Data provided =>
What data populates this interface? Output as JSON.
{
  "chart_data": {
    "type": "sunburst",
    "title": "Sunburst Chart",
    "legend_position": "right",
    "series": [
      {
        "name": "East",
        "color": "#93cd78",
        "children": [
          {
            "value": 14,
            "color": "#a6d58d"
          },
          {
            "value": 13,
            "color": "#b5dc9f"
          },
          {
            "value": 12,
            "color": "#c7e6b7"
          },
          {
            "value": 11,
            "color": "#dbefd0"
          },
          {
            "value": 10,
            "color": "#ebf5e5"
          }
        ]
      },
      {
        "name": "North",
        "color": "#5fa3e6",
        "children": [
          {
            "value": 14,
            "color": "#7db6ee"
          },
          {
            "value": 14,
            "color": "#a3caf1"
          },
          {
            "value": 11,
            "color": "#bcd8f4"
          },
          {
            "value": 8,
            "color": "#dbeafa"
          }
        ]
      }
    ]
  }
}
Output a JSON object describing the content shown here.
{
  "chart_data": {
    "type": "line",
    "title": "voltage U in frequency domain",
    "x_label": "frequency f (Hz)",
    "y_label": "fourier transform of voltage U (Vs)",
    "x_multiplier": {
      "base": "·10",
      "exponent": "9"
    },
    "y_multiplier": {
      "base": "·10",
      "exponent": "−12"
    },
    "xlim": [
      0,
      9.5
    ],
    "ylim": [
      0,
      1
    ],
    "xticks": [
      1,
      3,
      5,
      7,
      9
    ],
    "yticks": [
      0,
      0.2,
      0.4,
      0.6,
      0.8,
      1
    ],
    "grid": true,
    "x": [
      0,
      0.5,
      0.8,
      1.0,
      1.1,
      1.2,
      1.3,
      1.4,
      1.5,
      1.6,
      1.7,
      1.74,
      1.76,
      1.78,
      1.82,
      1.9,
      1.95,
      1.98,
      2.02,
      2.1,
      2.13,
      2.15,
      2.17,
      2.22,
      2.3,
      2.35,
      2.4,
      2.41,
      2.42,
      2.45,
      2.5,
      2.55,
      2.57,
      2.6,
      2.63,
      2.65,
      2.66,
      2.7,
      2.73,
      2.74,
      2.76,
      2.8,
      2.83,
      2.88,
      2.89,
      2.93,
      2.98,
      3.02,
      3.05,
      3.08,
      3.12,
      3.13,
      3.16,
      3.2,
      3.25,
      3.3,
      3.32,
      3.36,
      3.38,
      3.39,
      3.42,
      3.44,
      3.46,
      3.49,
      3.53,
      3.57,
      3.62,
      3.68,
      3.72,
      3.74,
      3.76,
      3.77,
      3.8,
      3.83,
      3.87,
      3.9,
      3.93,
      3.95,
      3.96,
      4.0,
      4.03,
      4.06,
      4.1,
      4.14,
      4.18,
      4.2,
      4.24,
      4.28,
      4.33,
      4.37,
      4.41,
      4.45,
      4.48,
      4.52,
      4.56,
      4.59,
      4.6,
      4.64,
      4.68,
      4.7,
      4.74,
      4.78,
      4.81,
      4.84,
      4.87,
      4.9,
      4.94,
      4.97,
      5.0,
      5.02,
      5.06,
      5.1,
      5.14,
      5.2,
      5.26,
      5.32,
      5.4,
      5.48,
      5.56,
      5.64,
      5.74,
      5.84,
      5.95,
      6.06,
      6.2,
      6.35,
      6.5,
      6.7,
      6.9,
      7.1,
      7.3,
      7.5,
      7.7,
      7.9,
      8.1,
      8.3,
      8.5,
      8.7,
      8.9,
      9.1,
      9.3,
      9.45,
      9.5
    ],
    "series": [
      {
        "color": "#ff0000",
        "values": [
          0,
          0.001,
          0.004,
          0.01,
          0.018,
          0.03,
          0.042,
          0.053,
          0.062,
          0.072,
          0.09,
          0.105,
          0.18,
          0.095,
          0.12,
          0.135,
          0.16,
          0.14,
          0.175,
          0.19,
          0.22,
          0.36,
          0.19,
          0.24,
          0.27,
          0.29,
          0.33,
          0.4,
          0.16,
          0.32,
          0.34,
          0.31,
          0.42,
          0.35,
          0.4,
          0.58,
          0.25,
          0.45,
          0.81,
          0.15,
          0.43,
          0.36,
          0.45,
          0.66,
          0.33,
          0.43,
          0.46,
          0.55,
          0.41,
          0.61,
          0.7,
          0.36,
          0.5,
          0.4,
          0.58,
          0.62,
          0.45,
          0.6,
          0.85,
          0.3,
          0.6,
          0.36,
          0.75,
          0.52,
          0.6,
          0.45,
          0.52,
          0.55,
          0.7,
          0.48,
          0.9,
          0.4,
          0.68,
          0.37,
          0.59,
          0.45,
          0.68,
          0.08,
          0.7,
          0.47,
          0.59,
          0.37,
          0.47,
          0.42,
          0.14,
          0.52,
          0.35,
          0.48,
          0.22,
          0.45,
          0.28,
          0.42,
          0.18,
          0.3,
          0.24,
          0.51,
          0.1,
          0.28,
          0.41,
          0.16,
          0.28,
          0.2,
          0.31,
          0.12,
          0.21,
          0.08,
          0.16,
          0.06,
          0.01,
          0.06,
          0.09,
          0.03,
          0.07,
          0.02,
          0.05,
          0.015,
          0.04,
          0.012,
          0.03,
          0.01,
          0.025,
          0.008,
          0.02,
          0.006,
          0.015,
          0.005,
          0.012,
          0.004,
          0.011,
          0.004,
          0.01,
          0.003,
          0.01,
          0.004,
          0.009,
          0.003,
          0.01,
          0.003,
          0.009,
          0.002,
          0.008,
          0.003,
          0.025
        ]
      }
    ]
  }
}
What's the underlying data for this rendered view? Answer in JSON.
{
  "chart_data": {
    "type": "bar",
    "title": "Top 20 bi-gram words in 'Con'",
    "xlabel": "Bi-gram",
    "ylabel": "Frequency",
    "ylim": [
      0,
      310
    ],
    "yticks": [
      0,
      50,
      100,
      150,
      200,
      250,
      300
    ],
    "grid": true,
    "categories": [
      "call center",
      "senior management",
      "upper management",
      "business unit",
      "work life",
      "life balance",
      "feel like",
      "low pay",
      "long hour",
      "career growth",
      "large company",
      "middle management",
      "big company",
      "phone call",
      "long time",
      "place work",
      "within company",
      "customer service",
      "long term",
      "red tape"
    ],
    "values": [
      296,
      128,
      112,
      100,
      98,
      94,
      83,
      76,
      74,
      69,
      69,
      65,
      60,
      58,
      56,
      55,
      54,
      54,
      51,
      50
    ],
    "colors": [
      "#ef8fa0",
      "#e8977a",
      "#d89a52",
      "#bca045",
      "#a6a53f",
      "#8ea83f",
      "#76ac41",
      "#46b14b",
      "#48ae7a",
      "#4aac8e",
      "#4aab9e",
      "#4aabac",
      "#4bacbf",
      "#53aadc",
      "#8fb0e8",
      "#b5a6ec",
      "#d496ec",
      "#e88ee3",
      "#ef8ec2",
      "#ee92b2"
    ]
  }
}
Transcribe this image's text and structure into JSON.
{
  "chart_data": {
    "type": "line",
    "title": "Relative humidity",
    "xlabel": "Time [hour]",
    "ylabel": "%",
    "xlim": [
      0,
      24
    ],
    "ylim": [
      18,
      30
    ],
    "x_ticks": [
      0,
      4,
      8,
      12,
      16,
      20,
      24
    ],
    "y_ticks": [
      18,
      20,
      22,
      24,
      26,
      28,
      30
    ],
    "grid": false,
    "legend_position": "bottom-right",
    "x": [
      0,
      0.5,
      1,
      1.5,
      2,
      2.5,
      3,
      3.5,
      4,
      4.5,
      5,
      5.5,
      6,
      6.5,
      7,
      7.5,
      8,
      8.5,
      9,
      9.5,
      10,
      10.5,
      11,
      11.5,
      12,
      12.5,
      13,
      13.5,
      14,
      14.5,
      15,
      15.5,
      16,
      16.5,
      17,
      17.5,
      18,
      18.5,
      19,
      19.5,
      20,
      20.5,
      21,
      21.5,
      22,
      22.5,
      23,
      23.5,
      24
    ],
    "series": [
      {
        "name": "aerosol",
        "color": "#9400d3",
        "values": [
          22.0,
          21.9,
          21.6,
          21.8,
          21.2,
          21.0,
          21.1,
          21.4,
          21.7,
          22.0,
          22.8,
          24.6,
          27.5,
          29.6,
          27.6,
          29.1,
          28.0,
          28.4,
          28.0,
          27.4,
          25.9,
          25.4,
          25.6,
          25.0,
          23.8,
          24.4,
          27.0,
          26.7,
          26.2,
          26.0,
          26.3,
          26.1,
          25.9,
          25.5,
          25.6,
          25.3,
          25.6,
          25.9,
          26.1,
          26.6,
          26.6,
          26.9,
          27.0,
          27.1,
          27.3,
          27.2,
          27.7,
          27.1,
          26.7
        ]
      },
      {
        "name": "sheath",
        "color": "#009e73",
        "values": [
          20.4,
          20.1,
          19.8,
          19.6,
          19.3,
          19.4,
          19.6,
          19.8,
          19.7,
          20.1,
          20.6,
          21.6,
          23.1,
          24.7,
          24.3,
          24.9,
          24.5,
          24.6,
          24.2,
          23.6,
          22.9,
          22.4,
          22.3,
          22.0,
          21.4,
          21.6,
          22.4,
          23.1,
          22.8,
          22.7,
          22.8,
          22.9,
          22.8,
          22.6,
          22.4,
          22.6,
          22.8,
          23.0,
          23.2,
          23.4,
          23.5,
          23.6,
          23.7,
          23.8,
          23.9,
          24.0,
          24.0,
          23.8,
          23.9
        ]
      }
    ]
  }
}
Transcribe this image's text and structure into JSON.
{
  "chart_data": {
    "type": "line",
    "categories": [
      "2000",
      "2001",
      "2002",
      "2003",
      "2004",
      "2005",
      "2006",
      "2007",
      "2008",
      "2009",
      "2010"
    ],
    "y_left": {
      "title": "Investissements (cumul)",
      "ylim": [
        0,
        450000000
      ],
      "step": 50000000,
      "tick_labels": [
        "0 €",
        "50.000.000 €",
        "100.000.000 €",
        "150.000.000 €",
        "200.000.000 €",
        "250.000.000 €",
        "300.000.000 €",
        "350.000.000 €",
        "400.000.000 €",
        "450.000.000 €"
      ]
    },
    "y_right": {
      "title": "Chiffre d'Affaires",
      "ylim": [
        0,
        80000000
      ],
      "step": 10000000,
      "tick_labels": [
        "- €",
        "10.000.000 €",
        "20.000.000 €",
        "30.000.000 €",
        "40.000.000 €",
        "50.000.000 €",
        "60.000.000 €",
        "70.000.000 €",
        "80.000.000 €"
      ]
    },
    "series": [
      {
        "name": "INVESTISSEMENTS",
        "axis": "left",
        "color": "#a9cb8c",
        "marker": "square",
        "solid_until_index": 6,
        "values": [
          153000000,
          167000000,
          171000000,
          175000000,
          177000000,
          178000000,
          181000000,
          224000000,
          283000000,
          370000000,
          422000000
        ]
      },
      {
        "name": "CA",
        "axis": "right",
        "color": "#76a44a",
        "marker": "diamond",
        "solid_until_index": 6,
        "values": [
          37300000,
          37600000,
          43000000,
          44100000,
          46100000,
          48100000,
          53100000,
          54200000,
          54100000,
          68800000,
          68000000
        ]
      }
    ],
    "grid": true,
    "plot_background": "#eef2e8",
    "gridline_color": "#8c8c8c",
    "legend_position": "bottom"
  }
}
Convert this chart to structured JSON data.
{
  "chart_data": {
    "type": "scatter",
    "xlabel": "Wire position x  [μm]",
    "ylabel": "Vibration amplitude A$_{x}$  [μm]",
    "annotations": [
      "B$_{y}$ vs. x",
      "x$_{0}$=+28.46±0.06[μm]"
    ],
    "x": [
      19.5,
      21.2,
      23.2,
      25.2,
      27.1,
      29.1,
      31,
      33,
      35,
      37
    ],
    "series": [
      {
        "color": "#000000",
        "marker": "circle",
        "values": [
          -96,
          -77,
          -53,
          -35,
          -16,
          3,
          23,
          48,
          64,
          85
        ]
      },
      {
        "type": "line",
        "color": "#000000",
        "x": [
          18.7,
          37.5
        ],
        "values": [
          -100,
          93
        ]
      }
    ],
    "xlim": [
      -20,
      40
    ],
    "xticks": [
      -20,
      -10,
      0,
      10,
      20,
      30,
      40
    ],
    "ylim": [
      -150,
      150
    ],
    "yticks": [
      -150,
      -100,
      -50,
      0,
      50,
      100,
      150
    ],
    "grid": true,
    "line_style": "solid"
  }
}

Task statement => Count every line in the preceding entries where the string "management" appears, then state only the total.

The answer => 3